Task objective
Write out the entries again exactly as they are given.

Source data
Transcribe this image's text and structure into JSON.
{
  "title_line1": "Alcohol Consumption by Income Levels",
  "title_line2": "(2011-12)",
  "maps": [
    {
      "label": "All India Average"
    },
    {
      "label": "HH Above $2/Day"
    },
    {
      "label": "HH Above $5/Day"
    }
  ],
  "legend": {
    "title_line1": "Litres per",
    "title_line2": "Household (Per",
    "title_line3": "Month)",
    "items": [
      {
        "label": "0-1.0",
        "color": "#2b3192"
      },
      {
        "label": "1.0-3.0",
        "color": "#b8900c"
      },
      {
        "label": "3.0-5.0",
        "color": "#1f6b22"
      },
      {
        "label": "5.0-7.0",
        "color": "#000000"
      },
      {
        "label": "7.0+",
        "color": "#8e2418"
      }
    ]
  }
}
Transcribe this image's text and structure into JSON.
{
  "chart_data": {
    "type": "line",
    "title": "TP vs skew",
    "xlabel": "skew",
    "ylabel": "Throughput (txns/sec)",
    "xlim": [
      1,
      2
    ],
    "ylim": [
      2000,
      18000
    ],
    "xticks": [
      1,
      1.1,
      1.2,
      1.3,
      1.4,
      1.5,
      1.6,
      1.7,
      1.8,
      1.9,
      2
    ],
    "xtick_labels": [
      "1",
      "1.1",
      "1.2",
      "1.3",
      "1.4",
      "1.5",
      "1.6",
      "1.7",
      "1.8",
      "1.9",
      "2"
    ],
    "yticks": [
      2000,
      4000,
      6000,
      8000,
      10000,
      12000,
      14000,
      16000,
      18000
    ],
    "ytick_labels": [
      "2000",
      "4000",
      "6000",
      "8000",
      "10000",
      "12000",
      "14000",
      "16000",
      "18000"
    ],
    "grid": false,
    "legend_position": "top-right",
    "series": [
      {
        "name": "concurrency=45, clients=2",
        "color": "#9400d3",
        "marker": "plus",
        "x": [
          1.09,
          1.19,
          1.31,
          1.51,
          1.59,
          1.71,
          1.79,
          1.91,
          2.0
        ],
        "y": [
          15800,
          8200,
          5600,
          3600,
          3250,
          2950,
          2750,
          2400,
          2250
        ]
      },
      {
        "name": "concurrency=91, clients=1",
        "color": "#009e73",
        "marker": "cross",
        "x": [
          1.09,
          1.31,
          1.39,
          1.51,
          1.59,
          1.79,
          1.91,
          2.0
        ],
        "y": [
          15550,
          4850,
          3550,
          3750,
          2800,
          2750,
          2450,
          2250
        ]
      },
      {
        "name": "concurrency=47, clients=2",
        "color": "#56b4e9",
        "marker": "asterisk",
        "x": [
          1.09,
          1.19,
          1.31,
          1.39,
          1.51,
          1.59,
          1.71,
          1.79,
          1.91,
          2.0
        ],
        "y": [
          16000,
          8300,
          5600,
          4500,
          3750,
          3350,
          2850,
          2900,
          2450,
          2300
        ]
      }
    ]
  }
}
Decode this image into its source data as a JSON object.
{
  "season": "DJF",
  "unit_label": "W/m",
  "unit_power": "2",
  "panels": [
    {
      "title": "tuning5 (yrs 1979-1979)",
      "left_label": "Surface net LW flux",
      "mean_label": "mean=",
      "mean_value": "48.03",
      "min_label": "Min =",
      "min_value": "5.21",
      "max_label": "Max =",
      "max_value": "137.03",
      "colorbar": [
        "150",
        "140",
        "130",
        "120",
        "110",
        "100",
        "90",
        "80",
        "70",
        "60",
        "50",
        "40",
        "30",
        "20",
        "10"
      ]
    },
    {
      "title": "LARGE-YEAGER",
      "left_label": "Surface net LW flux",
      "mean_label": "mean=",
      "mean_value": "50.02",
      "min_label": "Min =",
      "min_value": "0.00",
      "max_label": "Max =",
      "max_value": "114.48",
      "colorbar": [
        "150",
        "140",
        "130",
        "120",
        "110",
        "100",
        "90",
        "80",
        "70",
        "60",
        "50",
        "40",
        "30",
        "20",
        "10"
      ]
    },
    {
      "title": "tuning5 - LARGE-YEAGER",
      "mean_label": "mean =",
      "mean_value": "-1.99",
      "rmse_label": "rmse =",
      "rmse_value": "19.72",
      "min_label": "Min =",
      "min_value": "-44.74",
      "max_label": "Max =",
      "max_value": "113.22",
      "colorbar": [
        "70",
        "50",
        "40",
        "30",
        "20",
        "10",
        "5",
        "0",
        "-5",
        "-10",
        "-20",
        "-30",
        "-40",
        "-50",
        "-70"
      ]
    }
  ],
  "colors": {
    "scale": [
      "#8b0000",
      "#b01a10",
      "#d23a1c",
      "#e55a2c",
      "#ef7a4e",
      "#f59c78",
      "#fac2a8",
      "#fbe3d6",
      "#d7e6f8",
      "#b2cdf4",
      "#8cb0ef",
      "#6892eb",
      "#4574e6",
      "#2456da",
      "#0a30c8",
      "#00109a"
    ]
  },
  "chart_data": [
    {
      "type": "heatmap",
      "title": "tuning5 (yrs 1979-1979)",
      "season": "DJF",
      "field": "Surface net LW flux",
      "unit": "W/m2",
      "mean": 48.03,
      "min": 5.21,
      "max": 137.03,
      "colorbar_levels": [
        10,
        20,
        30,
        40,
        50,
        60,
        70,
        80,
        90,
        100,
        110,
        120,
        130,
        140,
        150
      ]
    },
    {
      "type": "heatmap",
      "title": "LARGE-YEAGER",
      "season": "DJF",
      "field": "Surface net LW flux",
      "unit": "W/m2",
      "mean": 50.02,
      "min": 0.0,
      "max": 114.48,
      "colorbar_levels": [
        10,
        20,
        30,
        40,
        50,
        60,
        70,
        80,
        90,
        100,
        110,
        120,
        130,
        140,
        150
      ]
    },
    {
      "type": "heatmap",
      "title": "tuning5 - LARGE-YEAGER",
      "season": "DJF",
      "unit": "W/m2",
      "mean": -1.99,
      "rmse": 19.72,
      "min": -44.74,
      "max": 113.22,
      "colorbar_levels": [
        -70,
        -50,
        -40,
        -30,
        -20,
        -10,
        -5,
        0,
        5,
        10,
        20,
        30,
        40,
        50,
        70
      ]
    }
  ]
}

Written response
Transcribe this image's text and structure into JSON.
{
  "title_line1": "Alcohol Consumption by Income Levels",
  "title_line2": "(2011-12)",
  "maps": [
    {
      "label": "All India Average"
    },
    {
      "label": "HH Above $2/Day"
    },
    {
      "label": "HH Above $5/Day"
    }
  ],
  "legend": {
    "title_line1": "Litres per",
    "title_line2": "Household (Per",
    "title_line3": "Month)",
    "items": [
      {
        "label": "0-1.0",
        "color": "#2b3192"
      },
      {
        "label": "1.0-3.0",
        "color": "#b8900c"
      },
      {
        "label": "3.0-5.0",
        "color": "#1f6b22"
      },
      {
        "label": "5.0-7.0",
        "color": "#000000"
      },
      {
        "label": "7.0+",
        "color": "#8e2418"
      }
    ]
  }
}
Transcribe this image's text and structure into JSON.
{
  "chart_data": {
    "type": "line",
    "title": "TP vs skew",
    "xlabel": "skew",
    "ylabel": "Throughput (txns/sec)",
    "xlim": [
      1,
      2
    ],
    "ylim": [
      2000,
      18000
    ],
    "xticks": [
      1,
      1.1,
      1.2,
      1.3,
      1.4,
      1.5,
      1.6,
      1.7,
      1.8,
      1.9,
      2
    ],
    "xtick_labels": [
      "1",
      "1.1",
      "1.2",
      "1.3",
      "1.4",
      "1.5",
      "1.6",
      "1.7",
      "1.8",
      "1.9",
      "2"
    ],
    "yticks": [
      2000,
      4000,
      6000,
      8000,
      10000,
      12000,
      14000,
      16000,
      18000
    ],
    "ytick_labels": [
      "2000",
      "4000",
      "6000",
      "8000",
      "10000",
      "12000",
      "14000",
      "16000",
      "18000"
    ],
    "grid": false,
    "legend_position": "top-right",
    "series": [
      {
        "name": "concurrency=45, clients=2",
        "color": "#9400d3",
        "marker": "plus",
        "x": [
          1.09,
          1.19,
          1.31,
          1.51,
          1.59,
          1.71,
          1.79,
          1.91,
          2.0
        ],
        "y": [
          15800,
          8200,
          5600,
          3600,
          3250,
          2950,
          2750,
          2400,
          2250
        ]
      },
      {
        "name": "concurrency=91, clients=1",
        "color": "#009e73",
        "marker": "cross",
        "x": [
          1.09,
          1.31,
          1.39,
          1.51,
          1.59,
          1.79,
          1.91,
          2.0
        ],
        "y": [
          15550,
          4850,
          3550,
          3750,
          2800,
          2750,
          2450,
          2250
        ]
      },
      {
        "name": "concurrency=47, clients=2",
        "color": "#56b4e9",
        "marker": "asterisk",
        "x": [
          1.09,
          1.19,
          1.31,
          1.39,
          1.51,
          1.59,
          1.71,
          1.79,
          1.91,
          2.0
        ],
        "y": [
          16000,
          8300,
          5600,
          4500,
          3750,
          3350,
          2850,
          2900,
          2450,
          2300
        ]
      }
    ]
  }
}
Decode this image into its source data as a JSON object.
{
  "season": "DJF",
  "unit_label": "W/m",
  "unit_power": "2",
  "panels": [
    {
      "title": "tuning5 (yrs 1979-1979)",
      "left_label": "Surface net LW flux",
      "mean_label": "mean=",
      "mean_value": "48.03",
      "min_label": "Min =",
      "min_value": "5.21",
      "max_label": "Max =",
      "max_value": "137.03",
      "colorbar": [
        "150",
        "140",
        "130",
        "120",
        "110",
        "100",
        "90",
        "80",
        "70",
        "60",
        "50",
        "40",
        "30",
        "20",
        "10"
      ]
    },
    {
      "title": "LARGE-YEAGER",
      "left_label": "Surface net LW flux",
      "mean_label": "mean=",
      "mean_value": "50.02",
      "min_label": "Min =",
      "min_value": "0.00",
      "max_label": "Max =",
      "max_value": "114.48",
      "colorbar": [
        "150",
        "140",
        "130",
        "120",
        "110",
        "100",
        "90",
        "80",
        "70",
        "60",
        "50",
        "40",
        "30",
        "20",
        "10"
      ]
    },
    {
      "title": "tuning5 - LARGE-YEAGER",
      "mean_label": "mean =",
      "mean_value": "-1.99",
      "rmse_label": "rmse =",
      "rmse_value": "19.72",
      "min_label": "Min =",
      "min_value": "-44.74",
      "max_label": "Max =",
      "max_value": "113.22",
      "colorbar": [
        "70",
        "50",
        "40",
        "30",
        "20",
        "10",
        "5",
        "0",
        "-5",
        "-10",
        "-20",
        "-30",
        "-40",
        "-50",
        "-70"
      ]
    }
  ],
  "colors": {
    "scale": [
      "#8b0000",
      "#b01a10",
      "#d23a1c",
      "#e55a2c",
      "#ef7a4e",
      "#f59c78",
      "#fac2a8",
      "#fbe3d6",
      "#d7e6f8",
      "#b2cdf4",
      "#8cb0ef",
      "#6892eb",
      "#4574e6",
      "#2456da",
      "#0a30c8",
      "#00109a"
    ]
  },
  "chart_data": [
    {
      "type": "heatmap",
      "title": "tuning5 (yrs 1979-1979)",
      "season": "DJF",
      "field": "Surface net LW flux",
      "unit": "W/m2",
      "mean": 48.03,
      "min": 5.21,
      "max": 137.03,
      "colorbar_levels": [
        10,
        20,
        30,
        40,
        50,
        60,
        70,
        80,
        90,
        100,
        110,
        120,
        130,
        140,
        150
      ]
    },
    {
      "type": "heatmap",
      "title": "LARGE-YEAGER",
      "season": "DJF",
      "field": "Surface net LW flux",
      "unit": "W/m2",
      "mean": 50.02,
      "min": 0.0,
      "max": 114.48,
      "colorbar_levels": [
        10,
        20,
        30,
        40,
        50,
        60,
        70,
        80,
        90,
        100,
        110,
        120,
        130,
        140,
        150
      ]
    },
    {
      "type": "heatmap",
      "title": "tuning5 - LARGE-YEAGER",
      "season": "DJF",
      "unit": "W/m2",
      "mean": -1.99,
      "rmse": 19.72,
      "min": -44.74,
      "max": 113.22,
      "colorbar_levels": [
        -70,
        -50,
        -40,
        -30,
        -20,
        -10,
        -5,
        0,
        5,
        10,
        20,
        30,
        40,
        50,
        70
      ]
    }
  ]
}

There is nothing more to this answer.